(Data records)
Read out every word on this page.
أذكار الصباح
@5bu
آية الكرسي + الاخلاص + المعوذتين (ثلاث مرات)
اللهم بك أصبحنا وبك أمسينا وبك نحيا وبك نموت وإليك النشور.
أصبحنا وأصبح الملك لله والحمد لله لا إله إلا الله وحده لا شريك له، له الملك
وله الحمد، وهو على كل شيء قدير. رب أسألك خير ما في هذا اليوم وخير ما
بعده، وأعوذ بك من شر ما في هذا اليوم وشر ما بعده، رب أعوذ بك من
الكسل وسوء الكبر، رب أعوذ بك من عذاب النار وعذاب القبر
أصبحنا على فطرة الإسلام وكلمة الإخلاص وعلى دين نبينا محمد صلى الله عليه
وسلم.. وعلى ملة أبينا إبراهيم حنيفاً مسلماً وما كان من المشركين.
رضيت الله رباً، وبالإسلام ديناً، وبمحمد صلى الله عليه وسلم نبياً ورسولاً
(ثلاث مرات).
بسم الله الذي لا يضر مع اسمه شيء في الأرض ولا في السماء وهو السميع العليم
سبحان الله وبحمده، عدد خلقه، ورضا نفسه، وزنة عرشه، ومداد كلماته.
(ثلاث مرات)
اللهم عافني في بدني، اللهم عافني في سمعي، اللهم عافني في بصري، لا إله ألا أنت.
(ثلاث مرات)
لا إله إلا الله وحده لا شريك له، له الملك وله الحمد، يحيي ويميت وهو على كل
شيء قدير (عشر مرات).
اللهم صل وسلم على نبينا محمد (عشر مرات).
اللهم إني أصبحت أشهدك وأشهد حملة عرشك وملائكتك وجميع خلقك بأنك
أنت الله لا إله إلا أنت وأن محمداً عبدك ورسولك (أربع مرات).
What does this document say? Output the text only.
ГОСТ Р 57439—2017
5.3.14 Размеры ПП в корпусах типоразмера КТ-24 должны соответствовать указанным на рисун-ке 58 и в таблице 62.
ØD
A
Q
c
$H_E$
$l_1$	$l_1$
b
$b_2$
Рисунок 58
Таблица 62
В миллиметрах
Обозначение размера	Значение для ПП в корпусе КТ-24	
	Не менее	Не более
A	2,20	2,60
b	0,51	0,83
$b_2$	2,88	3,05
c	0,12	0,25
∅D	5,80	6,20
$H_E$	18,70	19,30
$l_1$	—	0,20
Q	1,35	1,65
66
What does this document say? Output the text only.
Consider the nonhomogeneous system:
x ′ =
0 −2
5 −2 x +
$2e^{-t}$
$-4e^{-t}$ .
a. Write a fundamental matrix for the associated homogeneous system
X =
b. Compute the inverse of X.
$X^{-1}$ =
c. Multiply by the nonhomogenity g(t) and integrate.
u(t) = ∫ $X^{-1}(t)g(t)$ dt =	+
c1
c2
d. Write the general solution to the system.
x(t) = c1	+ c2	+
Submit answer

## TASK TO CARRY OUT
Go through the entries above and copy every line containing "نبينا".

## FINISHED EXERCISE
أصبحنا على فطرة الإسلام وكلمة الإخلاص وعلى دين نبينا محمد صلى الله عليه
اللهم صل وسلم على نبينا محمد (عشر مرات).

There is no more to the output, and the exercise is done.